DIRECTION.
Which lines in the records below contain the word "hiring"? Copy each of them.

— Start of DATA SUPPLIED —

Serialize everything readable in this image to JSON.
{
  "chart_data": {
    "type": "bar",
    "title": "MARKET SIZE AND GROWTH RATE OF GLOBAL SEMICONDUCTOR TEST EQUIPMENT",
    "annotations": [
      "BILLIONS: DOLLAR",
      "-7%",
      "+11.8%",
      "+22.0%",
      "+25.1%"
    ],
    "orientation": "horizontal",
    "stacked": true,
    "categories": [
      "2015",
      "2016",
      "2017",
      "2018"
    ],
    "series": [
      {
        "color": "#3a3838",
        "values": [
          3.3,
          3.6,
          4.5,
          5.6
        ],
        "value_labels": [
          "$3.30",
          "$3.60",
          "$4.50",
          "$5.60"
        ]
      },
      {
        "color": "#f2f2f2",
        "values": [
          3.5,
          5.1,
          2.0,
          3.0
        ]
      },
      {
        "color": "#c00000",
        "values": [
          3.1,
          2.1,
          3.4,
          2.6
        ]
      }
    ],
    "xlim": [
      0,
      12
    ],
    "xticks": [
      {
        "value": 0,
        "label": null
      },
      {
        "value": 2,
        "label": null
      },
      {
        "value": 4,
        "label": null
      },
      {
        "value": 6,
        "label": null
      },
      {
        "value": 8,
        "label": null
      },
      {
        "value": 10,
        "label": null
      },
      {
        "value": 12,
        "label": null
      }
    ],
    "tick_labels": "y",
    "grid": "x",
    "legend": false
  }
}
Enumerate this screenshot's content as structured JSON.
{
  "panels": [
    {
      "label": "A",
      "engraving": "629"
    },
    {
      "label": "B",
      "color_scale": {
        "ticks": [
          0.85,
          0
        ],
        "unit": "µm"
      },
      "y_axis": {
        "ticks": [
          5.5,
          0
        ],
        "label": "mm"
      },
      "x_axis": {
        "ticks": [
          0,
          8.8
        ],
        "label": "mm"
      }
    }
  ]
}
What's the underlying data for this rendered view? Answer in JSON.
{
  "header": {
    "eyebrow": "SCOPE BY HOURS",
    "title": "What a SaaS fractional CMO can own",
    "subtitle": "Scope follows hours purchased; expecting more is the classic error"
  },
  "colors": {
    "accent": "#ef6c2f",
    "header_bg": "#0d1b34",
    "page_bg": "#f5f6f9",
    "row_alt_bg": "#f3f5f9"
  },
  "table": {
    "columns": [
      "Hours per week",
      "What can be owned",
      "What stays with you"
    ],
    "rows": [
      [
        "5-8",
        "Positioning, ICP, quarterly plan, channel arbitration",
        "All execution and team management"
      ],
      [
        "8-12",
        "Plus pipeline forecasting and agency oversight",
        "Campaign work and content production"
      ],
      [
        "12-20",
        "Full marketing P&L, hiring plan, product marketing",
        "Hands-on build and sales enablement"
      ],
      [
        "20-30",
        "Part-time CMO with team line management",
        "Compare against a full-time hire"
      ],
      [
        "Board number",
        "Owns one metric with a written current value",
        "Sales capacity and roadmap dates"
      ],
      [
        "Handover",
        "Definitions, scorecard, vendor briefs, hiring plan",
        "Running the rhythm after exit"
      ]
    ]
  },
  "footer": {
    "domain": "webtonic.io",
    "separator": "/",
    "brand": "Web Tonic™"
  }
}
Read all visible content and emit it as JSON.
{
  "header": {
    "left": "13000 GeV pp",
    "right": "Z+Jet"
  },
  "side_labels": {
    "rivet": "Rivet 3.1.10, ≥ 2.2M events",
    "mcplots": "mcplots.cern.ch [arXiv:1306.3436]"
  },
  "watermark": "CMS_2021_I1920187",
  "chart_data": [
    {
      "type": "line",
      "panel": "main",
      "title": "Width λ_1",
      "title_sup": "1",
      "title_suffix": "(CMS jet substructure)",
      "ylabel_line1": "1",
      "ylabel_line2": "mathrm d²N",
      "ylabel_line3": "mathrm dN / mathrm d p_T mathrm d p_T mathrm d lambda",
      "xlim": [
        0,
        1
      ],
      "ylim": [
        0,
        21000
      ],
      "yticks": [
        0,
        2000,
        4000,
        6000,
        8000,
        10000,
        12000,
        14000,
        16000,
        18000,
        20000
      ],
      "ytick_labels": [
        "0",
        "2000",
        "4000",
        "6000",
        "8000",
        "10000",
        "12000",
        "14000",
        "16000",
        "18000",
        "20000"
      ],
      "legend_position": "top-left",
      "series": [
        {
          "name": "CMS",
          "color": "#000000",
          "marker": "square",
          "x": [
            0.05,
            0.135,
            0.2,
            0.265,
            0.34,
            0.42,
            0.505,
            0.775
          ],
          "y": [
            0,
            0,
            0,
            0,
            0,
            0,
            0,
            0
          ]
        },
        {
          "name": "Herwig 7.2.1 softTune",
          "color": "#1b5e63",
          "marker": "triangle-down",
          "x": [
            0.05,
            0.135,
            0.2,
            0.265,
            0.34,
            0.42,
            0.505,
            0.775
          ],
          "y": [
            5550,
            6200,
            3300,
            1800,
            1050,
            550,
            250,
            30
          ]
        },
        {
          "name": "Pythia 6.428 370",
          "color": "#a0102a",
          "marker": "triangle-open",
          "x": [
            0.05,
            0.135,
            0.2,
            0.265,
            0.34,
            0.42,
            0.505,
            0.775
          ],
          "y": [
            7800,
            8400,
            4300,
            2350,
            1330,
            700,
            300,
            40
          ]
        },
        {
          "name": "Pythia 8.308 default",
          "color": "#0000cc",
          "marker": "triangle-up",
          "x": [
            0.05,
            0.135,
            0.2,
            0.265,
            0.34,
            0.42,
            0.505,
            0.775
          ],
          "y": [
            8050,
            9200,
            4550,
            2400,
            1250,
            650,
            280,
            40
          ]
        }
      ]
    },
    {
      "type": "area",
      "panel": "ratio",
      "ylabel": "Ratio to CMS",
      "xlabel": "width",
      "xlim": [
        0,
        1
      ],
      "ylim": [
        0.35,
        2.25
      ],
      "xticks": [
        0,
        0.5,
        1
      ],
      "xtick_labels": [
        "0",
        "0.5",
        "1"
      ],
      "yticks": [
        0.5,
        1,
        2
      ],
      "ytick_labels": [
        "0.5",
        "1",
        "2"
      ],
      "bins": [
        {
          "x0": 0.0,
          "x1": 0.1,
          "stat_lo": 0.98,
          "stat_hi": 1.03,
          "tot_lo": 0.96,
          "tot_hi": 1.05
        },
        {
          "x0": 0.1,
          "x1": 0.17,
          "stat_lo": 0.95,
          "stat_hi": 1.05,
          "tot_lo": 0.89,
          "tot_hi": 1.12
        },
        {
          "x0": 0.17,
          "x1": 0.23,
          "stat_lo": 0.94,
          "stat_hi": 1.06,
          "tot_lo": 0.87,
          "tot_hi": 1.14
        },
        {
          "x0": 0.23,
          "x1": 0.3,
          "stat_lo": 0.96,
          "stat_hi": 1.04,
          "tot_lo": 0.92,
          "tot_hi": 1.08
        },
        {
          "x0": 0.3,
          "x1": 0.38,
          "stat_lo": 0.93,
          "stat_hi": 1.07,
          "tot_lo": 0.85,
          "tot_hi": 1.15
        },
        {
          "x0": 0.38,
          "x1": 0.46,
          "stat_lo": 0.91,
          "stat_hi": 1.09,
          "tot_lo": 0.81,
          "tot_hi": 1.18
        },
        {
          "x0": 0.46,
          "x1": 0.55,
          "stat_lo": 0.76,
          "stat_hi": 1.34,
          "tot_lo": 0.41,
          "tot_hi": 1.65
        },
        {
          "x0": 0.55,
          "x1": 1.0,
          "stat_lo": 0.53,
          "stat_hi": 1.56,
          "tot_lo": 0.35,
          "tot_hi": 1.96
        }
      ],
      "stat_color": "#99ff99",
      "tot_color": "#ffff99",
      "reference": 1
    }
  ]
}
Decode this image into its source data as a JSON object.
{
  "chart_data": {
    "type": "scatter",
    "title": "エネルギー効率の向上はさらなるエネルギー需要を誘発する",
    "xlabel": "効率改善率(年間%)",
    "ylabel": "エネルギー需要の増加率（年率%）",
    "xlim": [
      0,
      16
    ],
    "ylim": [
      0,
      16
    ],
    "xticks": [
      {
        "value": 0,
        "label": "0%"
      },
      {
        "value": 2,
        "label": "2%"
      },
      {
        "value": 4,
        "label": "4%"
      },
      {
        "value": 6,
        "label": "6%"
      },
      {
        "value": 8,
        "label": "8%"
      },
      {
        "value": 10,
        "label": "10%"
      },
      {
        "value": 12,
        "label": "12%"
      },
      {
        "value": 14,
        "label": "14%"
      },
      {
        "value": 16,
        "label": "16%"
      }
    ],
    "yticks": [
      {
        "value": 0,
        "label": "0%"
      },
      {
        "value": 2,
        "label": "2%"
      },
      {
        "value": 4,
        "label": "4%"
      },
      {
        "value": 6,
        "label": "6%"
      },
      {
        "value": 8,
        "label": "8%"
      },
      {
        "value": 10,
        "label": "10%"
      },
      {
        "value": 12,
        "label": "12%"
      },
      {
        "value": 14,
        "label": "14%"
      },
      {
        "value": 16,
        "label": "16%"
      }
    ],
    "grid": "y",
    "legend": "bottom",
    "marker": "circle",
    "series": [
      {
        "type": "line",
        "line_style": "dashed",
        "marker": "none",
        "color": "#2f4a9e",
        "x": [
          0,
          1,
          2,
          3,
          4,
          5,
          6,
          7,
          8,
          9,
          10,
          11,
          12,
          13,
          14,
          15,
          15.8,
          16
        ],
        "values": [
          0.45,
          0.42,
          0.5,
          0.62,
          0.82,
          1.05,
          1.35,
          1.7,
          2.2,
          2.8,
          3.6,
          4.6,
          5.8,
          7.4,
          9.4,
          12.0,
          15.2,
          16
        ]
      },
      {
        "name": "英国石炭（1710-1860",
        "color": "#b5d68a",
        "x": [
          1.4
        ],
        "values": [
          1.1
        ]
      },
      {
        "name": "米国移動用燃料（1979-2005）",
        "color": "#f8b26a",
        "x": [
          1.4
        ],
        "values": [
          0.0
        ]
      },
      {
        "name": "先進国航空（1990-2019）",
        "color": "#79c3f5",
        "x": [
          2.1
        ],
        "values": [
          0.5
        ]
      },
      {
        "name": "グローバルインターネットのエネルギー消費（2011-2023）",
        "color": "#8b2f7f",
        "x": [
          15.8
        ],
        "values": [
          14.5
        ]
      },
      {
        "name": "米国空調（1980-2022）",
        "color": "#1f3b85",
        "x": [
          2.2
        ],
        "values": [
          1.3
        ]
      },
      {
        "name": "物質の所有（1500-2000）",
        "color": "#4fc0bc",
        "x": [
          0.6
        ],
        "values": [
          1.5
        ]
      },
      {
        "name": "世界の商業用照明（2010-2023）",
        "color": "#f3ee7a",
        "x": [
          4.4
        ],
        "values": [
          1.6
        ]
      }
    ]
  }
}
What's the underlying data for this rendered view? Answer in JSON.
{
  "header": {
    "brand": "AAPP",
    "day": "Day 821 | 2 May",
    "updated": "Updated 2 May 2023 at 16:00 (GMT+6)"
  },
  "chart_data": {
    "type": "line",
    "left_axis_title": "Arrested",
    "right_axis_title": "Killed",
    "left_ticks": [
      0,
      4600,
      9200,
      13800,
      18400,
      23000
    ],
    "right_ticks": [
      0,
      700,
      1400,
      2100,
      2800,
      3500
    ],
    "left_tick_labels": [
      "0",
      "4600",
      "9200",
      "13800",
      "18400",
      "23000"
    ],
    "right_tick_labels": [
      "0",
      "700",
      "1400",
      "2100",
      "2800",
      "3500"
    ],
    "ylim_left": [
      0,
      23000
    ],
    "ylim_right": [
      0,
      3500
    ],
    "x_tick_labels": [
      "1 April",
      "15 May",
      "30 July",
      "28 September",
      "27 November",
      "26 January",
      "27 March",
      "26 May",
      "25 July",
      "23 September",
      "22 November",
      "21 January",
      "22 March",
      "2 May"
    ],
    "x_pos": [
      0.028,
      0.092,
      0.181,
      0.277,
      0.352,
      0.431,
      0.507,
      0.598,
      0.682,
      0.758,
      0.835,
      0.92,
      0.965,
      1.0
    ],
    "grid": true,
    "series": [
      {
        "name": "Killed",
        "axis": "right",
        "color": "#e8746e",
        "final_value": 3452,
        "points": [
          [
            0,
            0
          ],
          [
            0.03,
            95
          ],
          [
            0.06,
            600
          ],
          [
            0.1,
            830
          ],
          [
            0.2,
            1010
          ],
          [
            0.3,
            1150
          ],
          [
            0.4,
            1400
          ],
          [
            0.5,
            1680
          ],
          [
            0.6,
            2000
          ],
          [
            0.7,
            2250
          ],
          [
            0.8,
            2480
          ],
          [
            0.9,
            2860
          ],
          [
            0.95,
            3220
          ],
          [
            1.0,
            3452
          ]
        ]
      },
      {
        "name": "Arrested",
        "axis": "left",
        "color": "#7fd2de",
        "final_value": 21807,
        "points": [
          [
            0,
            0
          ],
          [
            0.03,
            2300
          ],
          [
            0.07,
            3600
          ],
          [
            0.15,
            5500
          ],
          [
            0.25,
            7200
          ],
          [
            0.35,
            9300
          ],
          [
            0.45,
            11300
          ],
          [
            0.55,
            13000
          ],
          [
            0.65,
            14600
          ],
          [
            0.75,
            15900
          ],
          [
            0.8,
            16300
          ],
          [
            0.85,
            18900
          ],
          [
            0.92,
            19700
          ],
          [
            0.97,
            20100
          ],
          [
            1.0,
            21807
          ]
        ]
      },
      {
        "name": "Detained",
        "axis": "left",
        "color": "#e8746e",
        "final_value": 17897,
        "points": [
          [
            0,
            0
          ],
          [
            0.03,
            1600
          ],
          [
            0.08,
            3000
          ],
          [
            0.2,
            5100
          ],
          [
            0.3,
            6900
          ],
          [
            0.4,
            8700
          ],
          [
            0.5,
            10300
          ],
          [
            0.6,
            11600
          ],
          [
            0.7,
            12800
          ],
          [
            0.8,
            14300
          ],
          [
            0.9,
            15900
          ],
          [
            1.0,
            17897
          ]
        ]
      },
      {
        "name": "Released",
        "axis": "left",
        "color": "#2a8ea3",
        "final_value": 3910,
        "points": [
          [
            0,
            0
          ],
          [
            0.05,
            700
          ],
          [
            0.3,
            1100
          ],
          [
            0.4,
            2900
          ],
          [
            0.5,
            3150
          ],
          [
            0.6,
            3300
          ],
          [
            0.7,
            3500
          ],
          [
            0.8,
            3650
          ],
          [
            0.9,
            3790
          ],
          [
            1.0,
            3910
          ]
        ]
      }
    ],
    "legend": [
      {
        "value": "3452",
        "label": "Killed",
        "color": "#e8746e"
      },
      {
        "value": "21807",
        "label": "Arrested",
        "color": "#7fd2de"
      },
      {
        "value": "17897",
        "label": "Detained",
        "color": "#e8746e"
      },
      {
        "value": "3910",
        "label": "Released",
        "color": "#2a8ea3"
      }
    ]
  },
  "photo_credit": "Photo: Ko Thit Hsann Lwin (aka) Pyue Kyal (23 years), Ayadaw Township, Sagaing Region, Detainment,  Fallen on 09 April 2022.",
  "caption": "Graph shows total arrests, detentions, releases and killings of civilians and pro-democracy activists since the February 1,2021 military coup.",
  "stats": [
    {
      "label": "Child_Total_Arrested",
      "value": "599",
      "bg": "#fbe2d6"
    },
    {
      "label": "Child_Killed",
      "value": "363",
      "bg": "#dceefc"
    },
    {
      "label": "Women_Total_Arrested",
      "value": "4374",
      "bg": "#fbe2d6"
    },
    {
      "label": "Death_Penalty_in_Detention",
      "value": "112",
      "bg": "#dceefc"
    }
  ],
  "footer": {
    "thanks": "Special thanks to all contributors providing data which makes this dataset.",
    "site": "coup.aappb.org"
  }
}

— End of DATA SUPPLIED —

IN RESPONSE.
        "Full marketing P&L, hiring plan, product marketing",
        "Definitions, scorecard, vendor briefs, hiring plan",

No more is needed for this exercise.